-------- INPUT ROWS

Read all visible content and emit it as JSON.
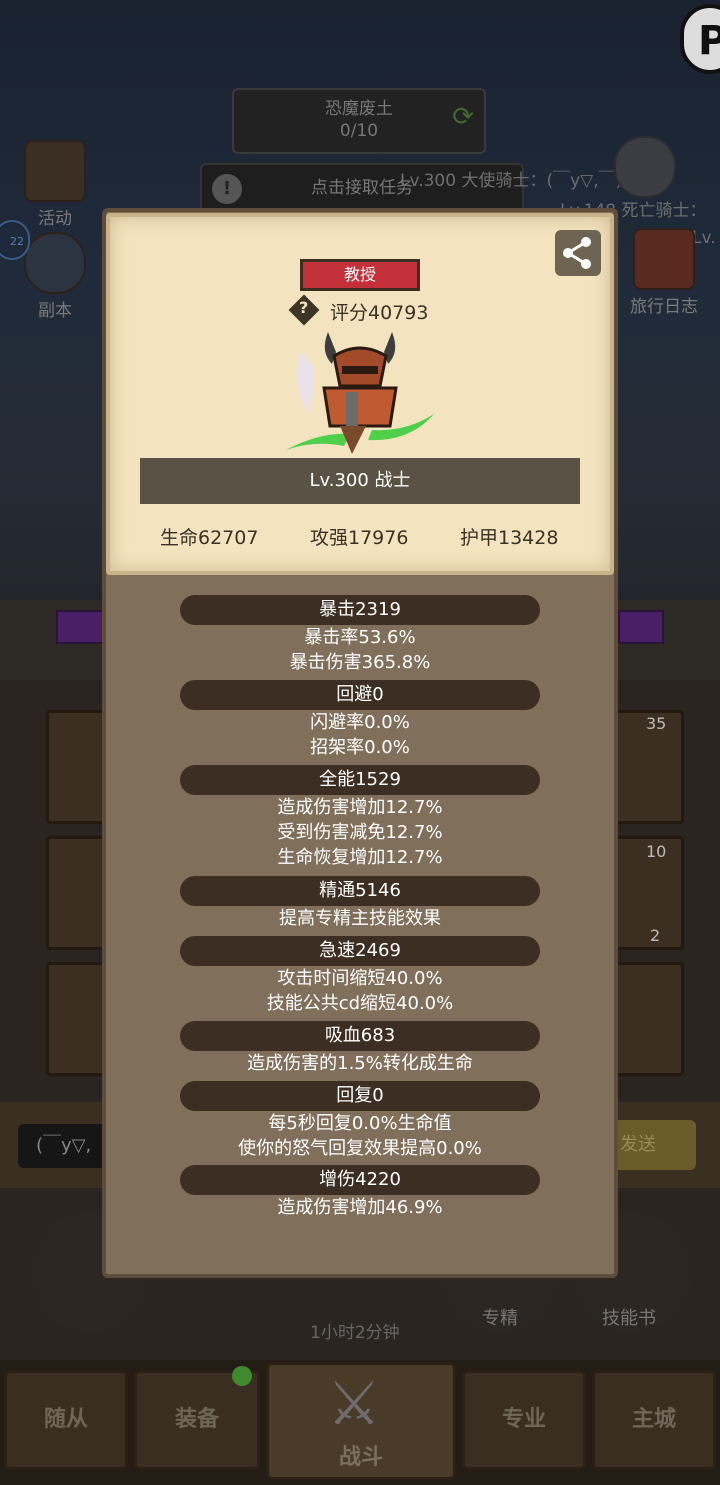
{
  "background": {
    "quest": {
      "name": "恐魔废土",
      "progress": "0/10",
      "accept": "点击接取任务"
    },
    "chat": [
      "Lv.300 大使骑士：(￣y▽,￣)",
      "Lv.148 死亡骑士：",
      "Lv."
    ],
    "left_icons": [
      {
        "label": "活动"
      },
      {
        "label": "副本"
      }
    ],
    "level_badge": "22",
    "right_icon": {
      "label": "旅行日志"
    },
    "slot_counts": [
      "35",
      "10",
      "2"
    ],
    "chat_input": "(￣y▽,",
    "send": "发送",
    "round_buttons": [
      "专精",
      "技能书"
    ],
    "timer": "1小时2分钟",
    "nav": {
      "followers": "随从",
      "equipment": "装备",
      "battle": "战斗",
      "profession": "专业",
      "main_city": "主城"
    }
  },
  "profile": {
    "title": "教授",
    "score": "评分40793",
    "class_line": "Lv.300 战士",
    "base_stats": [
      "生命62707",
      "攻强17976",
      "护甲13428"
    ]
  },
  "stats": [
    {
      "head": "暴击2319",
      "lines": [
        "暴击率53.6%",
        "暴击伤害365.8%"
      ]
    },
    {
      "head": "回避0",
      "lines": [
        "闪避率0.0%",
        "招架率0.0%"
      ]
    },
    {
      "head": "全能1529",
      "lines": [
        "造成伤害增加12.7%",
        "受到伤害减免12.7%",
        "生命恢复增加12.7%"
      ]
    },
    {
      "head": "精通5146",
      "lines": [
        "提高专精主技能效果"
      ]
    },
    {
      "head": "急速2469",
      "lines": [
        "攻击时间缩短40.0%",
        "技能公共cd缩短40.0%"
      ]
    },
    {
      "head": "吸血683",
      "lines": [
        "造成伤害的1.5%转化成生命"
      ]
    },
    {
      "head": "回复0",
      "lines": [
        "每5秒回复0.0%生命值",
        "使你的怒气回复效果提高0.0%"
      ]
    },
    {
      "head": "增伤4220",
      "lines": [
        "造成伤害增加46.9%"
      ]
    }
  ]
}
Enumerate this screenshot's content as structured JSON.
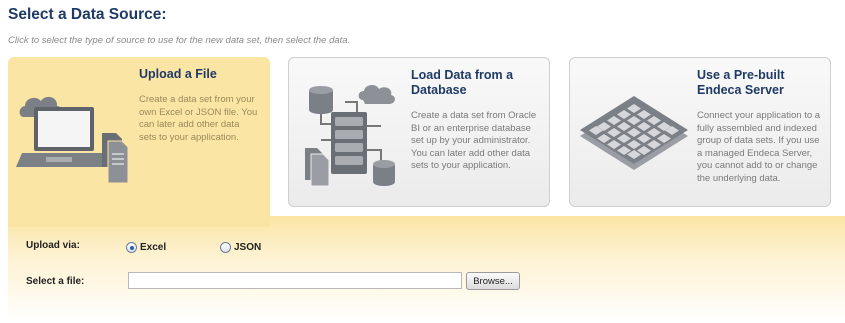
{
  "header": {
    "title": "Select a Data Source:",
    "subtitle": "Click to select the type of source to use for the new data set, then select the data."
  },
  "sources": [
    {
      "title": "Upload a File",
      "description": "Create a data set from your own Excel or JSON file. You can later add other data sets to your application.",
      "icon": "laptop-upload-icon",
      "selected": true
    },
    {
      "title": "Load Data from a Database",
      "description": "Create a data set from Oracle BI or an enterprise database set up by your administrator. You can later add other data sets to your application.",
      "icon": "database-server-icon",
      "selected": false
    },
    {
      "title": "Use a Pre-built Endeca Server",
      "description": "Connect your application to a fully assembled and indexed group of data sets. If you use a managed Endeca Server, you cannot add to or change the underlying data.",
      "icon": "data-grid-icon",
      "selected": false
    }
  ],
  "upload": {
    "via_label": "Upload via:",
    "options": [
      {
        "label": "Excel",
        "selected": true
      },
      {
        "label": "JSON",
        "selected": false
      }
    ],
    "file_label": "Select a file:",
    "file_value": "",
    "browse_label": "Browse..."
  },
  "colors": {
    "title": "#1f3a66",
    "selected_background": "#fbe5a4",
    "card_background": "#eeeeee"
  }
}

----------------

**WRITTEN TASK:** Transcribe every entry above exactly. Omit all pictures.

**RIGHT ANSWER:**
Read all visible content and emit it as JSON.
{
  "background": {
    "quest": {
      "name": "恐魔废土",
      "progress": "0/10",
      "accept": "点击接取任务"
    },
    "chat": [
      "Lv.300 大使骑士：(￣y▽,￣)",
      "Lv.148 死亡骑士：",
      "Lv."
    ],
    "left_icons": [
      {
        "label": "活动"
      },
      {
        "label": "副本"
      }
    ],
    "level_badge": "22",
    "right_icon": {
      "label": "旅行日志"
    },
    "slot_counts": [
      "35",
      "10",
      "2"
    ],
    "chat_input": "(￣y▽,",
    "send": "发送",
    "round_buttons": [
      "专精",
      "技能书"
    ],
    "timer": "1小时2分钟",
    "nav": {
      "followers": "随从",
      "equipment": "装备",
      "battle": "战斗",
      "profession": "专业",
      "main_city": "主城"
    }
  },
  "profile": {
    "title": "教授",
    "score": "评分40793",
    "class_line": "Lv.300 战士",
    "base_stats": [
      "生命62707",
      "攻强17976",
      "护甲13428"
    ]
  },
  "stats": [
    {
      "head": "暴击2319",
      "lines": [
        "暴击率53.6%",
        "暴击伤害365.8%"
      ]
    },
    {
      "head": "回避0",
      "lines": [
        "闪避率0.0%",
        "招架率0.0%"
      ]
    },
    {
      "head": "全能1529",
      "lines": [
        "造成伤害增加12.7%",
        "受到伤害减免12.7%",
        "生命恢复增加12.7%"
      ]
    },
    {
      "head": "精通5146",
      "lines": [
        "提高专精主技能效果"
      ]
    },
    {
      "head": "急速2469",
      "lines": [
        "攻击时间缩短40.0%",
        "技能公共cd缩短40.0%"
      ]
    },
    {
      "head": "吸血683",
      "lines": [
        "造成伤害的1.5%转化成生命"
      ]
    },
    {
      "head": "回复0",
      "lines": [
        "每5秒回复0.0%生命值",
        "使你的怒气回复效果提高0.0%"
      ]
    },
    {
      "head": "增伤4220",
      "lines": [
        "造成伤害增加46.9%"
      ]
    }
  ]
}
Enumerate this screenshot's content as structured JSON.
{
  "header": {
    "title": "Select a Data Source:",
    "subtitle": "Click to select the type of source to use for the new data set, then select the data."
  },
  "sources": [
    {
      "title": "Upload a File",
      "description": "Create a data set from your own Excel or JSON file. You can later add other data sets to your application.",
      "icon": "laptop-upload-icon",
      "selected": true
    },
    {
      "title": "Load Data from a Database",
      "description": "Create a data set from Oracle BI or an enterprise database set up by your administrator. You can later add other data sets to your application.",
      "icon": "database-server-icon",
      "selected": false
    },
    {
      "title": "Use a Pre-built Endeca Server",
      "description": "Connect your application to a fully assembled and indexed group of data sets. If you use a managed Endeca Server, you cannot add to or change the underlying data.",
      "icon": "data-grid-icon",
      "selected": false
    }
  ],
  "upload": {
    "via_label": "Upload via:",
    "options": [
      {
        "label": "Excel",
        "selected": true
      },
      {
        "label": "JSON",
        "selected": false
      }
    ],
    "file_label": "Select a file:",
    "file_value": "",
    "browse_label": "Browse..."
  },
  "colors": {
    "title": "#1f3a66",
    "selected_background": "#fbe5a4",
    "card_background": "#eeeeee"
  }
}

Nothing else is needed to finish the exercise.